>> Start

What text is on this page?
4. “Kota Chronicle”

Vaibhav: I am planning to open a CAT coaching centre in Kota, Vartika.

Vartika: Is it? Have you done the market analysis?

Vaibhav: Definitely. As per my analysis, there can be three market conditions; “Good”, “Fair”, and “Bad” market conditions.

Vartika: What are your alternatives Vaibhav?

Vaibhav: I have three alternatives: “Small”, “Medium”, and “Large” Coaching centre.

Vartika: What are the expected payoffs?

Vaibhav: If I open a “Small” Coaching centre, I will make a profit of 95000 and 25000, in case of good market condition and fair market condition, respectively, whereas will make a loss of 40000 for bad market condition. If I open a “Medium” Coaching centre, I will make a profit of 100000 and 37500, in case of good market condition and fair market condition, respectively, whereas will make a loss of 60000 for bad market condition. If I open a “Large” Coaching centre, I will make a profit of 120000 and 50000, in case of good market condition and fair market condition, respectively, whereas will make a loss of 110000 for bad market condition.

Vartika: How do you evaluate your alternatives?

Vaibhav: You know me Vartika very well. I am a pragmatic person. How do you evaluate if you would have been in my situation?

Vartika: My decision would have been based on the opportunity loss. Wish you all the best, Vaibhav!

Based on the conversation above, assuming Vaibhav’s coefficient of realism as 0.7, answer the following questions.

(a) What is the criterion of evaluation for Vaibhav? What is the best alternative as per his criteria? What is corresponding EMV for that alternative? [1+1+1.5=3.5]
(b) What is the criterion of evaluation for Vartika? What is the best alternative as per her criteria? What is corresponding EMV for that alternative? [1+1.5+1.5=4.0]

>> End

▸ WHAT IS ASKED
Where a line above contains the string "three", copy that line.

▸ RESULT OF THIS EXERCISE
Vaibhav: Definitely. As per my analysis, there can be three market conditions; “Good”, “Fair”, and “Bad” market conditions.
Vaibhav: I have three alternatives: “Small”, “Medium”, and “Large” Coaching centre.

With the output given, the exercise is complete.